→ REQUIRED WORK: Repeat each entry exactly and drop the pictures.

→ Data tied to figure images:
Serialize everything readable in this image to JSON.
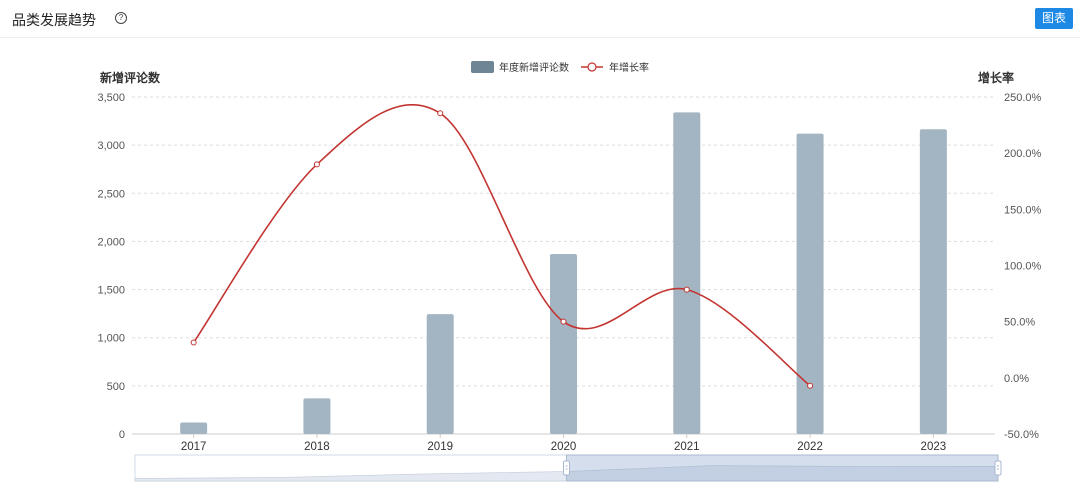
{
  "header": {
    "title": "品类发展趋势",
    "help_icon": "question-circle-icon",
    "chart_button": "图表"
  },
  "chart_data": {
    "type": "bar",
    "categories": [
      "2017",
      "2018",
      "2019",
      "2020",
      "2021",
      "2022",
      "2023"
    ],
    "series": [
      {
        "name": "年度新增评论数",
        "type": "bar",
        "axis": "left",
        "values": [
          120,
          370,
          1245,
          1870,
          3340,
          3120,
          3165
        ],
        "color": "#a3b5c2"
      },
      {
        "name": "年增长率",
        "type": "line",
        "axis": "right",
        "values": [
          31.5,
          190.0,
          235.5,
          50.0,
          78.5,
          -7.0,
          null
        ],
        "color": "#c23531"
      }
    ],
    "ylabel_left": "新增评论数",
    "ylabel_right": "增长率",
    "yticks_left": [
      "0",
      "500",
      "1,000",
      "1,500",
      "2,000",
      "2,500",
      "3,000",
      "3,500"
    ],
    "yticks_right": [
      "-50.0%",
      "0.0%",
      "50.0%",
      "100.0%",
      "150.0%",
      "200.0%",
      "250.0%"
    ],
    "ylim_left": [
      0,
      3500
    ],
    "ylim_right": [
      -50,
      250
    ],
    "grid": true,
    "legend": "top-center",
    "legend_swatch_color": "#6e8595",
    "zoom_slider_range": [
      0.5,
      1.0
    ]
  }
}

→ SOLUTION TO THE EXERCISE:
Serialize everything readable in this image to JSON.
{
  "header": {
    "title": "品类发展趋势",
    "help_icon": "question-circle-icon",
    "chart_button": "图表"
  },
  "chart_data": {
    "type": "bar",
    "categories": [
      "2017",
      "2018",
      "2019",
      "2020",
      "2021",
      "2022",
      "2023"
    ],
    "series": [
      {
        "name": "年度新增评论数",
        "type": "bar",
        "axis": "left",
        "values": [
          120,
          370,
          1245,
          1870,
          3340,
          3120,
          3165
        ],
        "color": "#a3b5c2"
      },
      {
        "name": "年增长率",
        "type": "line",
        "axis": "right",
        "values": [
          31.5,
          190.0,
          235.5,
          50.0,
          78.5,
          -7.0,
          null
        ],
        "color": "#c23531"
      }
    ],
    "ylabel_left": "新增评论数",
    "ylabel_right": "增长率",
    "yticks_left": [
      "0",
      "500",
      "1,000",
      "1,500",
      "2,000",
      "2,500",
      "3,000",
      "3,500"
    ],
    "yticks_right": [
      "-50.0%",
      "0.0%",
      "50.0%",
      "100.0%",
      "150.0%",
      "200.0%",
      "250.0%"
    ],
    "ylim_left": [
      0,
      3500
    ],
    "ylim_right": [
      -50,
      250
    ],
    "grid": true,
    "legend": "top-center",
    "legend_swatch_color": "#6e8595",
    "zoom_slider_range": [
      0.5,
      1.0
    ]
  }
}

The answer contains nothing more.